ENTRIES PROVIDED:
▬▬▬
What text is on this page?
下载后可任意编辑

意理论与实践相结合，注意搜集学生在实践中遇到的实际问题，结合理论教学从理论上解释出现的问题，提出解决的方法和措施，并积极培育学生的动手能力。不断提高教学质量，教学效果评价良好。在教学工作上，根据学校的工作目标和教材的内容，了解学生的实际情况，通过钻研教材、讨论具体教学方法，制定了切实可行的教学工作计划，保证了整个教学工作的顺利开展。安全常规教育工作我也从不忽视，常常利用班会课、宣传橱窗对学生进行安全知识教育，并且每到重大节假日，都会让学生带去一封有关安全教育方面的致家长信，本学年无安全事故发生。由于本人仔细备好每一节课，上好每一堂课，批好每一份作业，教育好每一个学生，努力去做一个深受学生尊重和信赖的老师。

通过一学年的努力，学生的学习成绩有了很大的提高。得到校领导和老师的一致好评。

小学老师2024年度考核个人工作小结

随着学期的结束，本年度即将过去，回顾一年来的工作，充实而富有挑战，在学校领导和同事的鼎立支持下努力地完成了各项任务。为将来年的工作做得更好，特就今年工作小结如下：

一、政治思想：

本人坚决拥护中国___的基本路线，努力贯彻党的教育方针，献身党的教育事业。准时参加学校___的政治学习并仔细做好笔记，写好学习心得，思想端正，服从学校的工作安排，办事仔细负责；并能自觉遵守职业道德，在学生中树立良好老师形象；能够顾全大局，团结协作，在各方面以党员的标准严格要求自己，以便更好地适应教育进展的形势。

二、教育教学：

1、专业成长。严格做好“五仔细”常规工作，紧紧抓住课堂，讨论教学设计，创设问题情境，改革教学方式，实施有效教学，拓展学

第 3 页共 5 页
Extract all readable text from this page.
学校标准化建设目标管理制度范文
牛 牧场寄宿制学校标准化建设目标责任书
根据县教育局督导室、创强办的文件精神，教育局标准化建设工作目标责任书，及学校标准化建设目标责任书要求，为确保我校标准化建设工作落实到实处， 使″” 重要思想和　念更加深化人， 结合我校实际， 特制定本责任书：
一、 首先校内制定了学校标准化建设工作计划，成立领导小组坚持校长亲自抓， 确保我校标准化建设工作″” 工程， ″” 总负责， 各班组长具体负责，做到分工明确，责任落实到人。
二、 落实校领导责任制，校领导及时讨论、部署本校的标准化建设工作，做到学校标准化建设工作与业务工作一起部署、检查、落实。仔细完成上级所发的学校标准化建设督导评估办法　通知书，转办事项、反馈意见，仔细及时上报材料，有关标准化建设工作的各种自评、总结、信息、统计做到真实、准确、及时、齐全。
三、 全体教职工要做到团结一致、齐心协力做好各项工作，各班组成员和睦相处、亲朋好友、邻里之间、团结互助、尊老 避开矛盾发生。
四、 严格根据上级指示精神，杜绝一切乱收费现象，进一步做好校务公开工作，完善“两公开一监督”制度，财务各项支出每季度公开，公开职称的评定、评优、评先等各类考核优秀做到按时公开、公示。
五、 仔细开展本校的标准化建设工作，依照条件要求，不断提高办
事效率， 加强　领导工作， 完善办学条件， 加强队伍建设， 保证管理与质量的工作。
▬▬▬
GIVEN INSTRUCTION:
Write out every line from the entries where "text" appears.

COMPLETE RESPONSE:
What text is on this page?
Extract all readable text from this page.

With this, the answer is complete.